## start Data section

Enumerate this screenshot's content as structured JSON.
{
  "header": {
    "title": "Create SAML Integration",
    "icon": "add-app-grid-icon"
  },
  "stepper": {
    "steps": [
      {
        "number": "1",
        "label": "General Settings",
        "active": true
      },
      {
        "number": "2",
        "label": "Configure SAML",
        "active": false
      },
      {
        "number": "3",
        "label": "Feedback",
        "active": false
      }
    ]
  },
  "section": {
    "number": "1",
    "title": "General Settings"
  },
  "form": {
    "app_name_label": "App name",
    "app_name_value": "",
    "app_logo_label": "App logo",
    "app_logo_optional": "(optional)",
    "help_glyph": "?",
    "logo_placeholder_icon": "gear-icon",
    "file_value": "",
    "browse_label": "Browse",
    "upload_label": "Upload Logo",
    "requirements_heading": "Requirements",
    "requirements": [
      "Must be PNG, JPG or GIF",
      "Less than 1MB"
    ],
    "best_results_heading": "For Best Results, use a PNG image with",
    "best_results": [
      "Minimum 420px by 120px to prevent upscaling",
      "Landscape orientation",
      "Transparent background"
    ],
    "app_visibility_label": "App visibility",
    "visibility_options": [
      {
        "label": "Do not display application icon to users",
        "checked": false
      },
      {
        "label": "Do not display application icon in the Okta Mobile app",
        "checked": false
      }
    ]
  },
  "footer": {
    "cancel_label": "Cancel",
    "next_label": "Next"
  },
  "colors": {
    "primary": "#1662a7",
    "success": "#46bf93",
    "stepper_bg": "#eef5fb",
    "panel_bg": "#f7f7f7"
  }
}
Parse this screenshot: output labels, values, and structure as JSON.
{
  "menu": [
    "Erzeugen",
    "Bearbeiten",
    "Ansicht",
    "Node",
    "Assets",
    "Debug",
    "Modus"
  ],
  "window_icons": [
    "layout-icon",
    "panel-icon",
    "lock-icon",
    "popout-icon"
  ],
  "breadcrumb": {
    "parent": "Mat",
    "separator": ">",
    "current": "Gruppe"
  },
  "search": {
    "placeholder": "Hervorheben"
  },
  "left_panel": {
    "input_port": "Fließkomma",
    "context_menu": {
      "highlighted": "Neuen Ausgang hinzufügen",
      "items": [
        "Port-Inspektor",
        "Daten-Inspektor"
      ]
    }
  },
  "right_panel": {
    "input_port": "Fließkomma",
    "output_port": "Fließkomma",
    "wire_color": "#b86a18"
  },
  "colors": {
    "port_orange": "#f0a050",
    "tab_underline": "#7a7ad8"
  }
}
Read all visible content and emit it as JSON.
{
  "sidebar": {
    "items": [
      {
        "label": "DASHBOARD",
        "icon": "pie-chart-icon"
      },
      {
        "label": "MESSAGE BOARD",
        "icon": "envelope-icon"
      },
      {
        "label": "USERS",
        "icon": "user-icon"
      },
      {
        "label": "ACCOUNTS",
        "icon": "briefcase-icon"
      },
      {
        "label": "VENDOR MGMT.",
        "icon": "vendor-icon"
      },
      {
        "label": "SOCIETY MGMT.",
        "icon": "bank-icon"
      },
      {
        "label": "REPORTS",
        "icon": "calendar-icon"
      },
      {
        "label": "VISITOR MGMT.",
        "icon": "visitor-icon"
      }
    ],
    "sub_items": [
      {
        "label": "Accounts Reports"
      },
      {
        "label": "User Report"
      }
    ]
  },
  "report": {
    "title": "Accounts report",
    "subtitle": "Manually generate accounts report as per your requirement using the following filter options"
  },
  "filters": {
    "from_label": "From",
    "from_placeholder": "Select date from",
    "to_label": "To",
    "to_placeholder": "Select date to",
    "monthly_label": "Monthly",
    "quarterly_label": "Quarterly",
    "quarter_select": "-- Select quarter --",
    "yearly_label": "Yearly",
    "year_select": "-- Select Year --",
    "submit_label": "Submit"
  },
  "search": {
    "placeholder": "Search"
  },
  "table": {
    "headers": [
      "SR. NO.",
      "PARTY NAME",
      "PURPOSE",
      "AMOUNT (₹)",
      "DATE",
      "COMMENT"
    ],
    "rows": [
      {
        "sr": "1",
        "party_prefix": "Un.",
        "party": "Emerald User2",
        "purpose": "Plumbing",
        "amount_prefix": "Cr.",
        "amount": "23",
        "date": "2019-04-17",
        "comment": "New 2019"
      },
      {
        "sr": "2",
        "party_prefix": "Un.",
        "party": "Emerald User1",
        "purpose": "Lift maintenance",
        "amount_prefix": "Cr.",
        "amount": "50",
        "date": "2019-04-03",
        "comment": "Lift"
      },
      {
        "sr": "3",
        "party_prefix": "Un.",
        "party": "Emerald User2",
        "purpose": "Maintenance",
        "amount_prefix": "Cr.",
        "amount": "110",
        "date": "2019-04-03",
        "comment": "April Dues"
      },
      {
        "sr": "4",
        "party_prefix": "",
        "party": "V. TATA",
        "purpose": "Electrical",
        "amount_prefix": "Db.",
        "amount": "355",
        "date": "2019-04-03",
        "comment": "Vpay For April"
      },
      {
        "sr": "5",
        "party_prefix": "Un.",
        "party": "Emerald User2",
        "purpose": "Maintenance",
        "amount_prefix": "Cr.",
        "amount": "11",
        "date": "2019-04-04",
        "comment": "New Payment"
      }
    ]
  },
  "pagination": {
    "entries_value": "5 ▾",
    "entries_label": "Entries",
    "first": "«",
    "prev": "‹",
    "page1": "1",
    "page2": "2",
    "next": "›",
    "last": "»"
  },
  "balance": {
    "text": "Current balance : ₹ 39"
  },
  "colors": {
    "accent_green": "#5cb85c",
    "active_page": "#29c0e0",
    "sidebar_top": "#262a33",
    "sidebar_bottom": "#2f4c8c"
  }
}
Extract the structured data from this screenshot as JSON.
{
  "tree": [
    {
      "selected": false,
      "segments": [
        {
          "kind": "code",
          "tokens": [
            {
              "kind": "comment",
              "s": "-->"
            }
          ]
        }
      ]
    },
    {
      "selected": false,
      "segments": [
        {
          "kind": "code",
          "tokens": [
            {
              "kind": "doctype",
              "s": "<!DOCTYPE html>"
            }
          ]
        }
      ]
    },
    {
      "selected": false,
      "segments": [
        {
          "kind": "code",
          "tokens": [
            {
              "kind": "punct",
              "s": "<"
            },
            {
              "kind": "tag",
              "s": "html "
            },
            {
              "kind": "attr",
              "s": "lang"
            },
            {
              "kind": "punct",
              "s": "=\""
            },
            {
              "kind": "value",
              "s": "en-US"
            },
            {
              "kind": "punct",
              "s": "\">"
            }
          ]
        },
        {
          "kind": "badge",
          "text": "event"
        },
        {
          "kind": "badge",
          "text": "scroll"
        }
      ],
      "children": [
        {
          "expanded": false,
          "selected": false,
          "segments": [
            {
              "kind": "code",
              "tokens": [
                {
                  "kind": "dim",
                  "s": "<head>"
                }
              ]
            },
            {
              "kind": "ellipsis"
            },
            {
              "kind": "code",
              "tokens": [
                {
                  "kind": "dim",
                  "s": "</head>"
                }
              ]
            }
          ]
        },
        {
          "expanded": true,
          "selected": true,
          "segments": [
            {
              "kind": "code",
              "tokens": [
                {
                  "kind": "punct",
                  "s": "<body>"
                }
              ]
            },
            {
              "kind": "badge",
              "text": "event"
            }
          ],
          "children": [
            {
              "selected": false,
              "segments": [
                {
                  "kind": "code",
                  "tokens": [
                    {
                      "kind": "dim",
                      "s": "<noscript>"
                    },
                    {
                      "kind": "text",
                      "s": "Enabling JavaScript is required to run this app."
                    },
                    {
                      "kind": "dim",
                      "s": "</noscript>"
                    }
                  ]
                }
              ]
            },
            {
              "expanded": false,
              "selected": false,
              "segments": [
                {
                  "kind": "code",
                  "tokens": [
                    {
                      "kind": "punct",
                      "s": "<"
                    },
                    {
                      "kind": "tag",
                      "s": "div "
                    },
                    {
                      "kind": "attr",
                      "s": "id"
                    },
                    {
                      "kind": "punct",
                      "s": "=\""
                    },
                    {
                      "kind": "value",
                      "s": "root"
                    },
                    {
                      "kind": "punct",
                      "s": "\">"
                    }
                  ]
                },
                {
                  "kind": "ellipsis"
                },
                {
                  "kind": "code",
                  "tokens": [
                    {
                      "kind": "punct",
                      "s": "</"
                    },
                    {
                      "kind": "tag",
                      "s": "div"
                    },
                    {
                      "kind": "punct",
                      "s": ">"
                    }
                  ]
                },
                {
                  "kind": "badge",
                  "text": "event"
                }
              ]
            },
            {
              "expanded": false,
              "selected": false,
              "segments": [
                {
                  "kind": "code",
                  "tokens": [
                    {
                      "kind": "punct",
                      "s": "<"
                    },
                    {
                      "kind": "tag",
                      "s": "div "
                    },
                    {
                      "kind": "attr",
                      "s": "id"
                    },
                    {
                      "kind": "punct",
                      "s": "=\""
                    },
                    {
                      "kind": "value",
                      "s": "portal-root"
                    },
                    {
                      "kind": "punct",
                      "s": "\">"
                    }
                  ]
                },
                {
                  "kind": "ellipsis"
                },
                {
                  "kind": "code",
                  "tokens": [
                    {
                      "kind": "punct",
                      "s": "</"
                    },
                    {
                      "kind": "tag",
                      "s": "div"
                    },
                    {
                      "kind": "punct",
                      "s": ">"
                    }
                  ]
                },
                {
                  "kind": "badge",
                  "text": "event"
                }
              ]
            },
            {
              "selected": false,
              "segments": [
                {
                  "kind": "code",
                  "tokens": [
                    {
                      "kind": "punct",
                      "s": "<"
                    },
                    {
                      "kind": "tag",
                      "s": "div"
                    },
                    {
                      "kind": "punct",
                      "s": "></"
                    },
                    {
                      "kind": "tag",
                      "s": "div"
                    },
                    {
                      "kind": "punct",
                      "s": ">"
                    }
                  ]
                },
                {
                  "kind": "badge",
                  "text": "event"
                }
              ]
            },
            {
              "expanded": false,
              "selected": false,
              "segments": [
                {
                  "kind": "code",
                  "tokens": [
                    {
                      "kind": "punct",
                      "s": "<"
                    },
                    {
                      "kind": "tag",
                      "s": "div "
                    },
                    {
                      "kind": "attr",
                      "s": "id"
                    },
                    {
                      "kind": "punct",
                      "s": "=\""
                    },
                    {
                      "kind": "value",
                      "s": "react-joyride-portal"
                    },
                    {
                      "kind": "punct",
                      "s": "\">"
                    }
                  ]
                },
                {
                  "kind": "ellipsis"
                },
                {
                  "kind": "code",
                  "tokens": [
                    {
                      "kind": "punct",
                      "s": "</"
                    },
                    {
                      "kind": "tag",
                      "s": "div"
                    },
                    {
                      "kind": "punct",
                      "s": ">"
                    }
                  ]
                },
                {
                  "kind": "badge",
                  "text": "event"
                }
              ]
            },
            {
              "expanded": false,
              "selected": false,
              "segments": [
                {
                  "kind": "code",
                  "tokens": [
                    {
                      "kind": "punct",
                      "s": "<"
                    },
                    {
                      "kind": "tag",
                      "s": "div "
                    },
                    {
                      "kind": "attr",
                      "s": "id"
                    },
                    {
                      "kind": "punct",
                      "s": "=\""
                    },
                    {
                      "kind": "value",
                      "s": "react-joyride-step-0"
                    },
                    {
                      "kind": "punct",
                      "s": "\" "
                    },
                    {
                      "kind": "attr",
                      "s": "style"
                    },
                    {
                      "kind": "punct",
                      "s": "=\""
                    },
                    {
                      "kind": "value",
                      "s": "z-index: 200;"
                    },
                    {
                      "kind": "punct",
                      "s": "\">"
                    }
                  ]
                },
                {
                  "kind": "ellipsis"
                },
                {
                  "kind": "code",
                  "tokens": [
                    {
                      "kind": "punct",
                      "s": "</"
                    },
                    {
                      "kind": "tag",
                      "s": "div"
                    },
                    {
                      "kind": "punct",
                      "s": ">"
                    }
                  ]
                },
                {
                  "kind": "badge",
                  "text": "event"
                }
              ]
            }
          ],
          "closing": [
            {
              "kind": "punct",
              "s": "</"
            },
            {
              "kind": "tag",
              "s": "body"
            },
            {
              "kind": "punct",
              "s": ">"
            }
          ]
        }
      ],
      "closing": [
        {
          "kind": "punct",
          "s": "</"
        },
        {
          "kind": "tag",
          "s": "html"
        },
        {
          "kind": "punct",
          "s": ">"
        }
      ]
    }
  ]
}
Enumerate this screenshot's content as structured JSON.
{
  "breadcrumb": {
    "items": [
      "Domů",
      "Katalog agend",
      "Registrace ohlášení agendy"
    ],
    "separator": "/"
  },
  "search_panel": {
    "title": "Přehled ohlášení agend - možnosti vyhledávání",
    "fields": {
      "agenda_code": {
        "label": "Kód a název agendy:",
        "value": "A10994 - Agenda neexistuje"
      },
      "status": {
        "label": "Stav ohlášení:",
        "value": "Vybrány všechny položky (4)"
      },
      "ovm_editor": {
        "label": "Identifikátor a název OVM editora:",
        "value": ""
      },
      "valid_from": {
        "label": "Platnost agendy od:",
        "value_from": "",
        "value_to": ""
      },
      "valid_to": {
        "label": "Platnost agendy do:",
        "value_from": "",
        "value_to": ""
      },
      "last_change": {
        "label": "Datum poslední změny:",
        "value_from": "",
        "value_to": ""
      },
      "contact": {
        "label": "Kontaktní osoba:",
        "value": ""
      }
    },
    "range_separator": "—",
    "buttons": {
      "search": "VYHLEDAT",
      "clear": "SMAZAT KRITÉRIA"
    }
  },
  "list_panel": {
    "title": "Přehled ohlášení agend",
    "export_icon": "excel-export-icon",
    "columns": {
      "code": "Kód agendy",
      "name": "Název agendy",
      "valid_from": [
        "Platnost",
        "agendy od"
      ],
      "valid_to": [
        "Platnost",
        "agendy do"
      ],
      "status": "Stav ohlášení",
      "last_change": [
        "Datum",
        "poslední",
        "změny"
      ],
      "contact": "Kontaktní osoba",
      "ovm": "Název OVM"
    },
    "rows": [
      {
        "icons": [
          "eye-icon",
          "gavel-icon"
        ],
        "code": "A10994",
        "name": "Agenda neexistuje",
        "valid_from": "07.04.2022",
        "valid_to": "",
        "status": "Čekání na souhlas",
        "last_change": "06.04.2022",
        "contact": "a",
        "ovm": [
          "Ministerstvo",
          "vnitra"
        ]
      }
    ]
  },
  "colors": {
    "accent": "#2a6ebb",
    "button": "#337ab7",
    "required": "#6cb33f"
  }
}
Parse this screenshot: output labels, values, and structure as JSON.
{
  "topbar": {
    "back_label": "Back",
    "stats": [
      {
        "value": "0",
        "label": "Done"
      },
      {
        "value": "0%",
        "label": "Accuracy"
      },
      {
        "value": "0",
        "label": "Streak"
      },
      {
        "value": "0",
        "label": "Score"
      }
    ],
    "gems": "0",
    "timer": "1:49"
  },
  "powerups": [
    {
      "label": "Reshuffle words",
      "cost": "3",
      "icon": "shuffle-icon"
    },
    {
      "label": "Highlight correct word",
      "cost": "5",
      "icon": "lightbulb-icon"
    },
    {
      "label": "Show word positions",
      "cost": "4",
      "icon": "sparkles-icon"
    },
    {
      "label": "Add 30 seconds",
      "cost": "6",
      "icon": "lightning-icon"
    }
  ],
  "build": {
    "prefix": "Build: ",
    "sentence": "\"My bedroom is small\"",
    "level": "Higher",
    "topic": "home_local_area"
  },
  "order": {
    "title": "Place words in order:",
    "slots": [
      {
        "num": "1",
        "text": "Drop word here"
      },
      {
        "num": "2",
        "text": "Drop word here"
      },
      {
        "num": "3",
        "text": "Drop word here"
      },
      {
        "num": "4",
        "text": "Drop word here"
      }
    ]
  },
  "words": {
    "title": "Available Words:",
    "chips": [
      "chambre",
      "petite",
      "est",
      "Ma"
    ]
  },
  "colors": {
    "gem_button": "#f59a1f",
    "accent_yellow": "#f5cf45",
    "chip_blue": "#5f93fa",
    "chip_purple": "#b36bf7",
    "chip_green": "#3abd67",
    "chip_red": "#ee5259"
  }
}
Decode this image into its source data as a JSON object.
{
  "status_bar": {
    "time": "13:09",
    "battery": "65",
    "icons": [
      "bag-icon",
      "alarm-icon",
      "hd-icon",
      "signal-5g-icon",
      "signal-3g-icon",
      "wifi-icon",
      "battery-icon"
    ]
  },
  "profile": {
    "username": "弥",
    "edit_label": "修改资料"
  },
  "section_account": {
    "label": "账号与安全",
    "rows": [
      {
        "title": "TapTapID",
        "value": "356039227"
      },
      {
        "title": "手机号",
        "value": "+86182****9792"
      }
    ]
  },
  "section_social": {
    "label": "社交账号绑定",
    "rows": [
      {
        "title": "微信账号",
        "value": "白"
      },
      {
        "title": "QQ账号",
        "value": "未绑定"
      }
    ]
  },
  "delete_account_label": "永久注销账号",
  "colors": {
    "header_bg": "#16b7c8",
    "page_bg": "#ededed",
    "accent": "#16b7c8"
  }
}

## end Data section

● Instruction
Locate the lines above that hold the word "SAML". Show every one of them.

● The response
    "title": "Create SAML Integration",
        "label": "Configure SAML",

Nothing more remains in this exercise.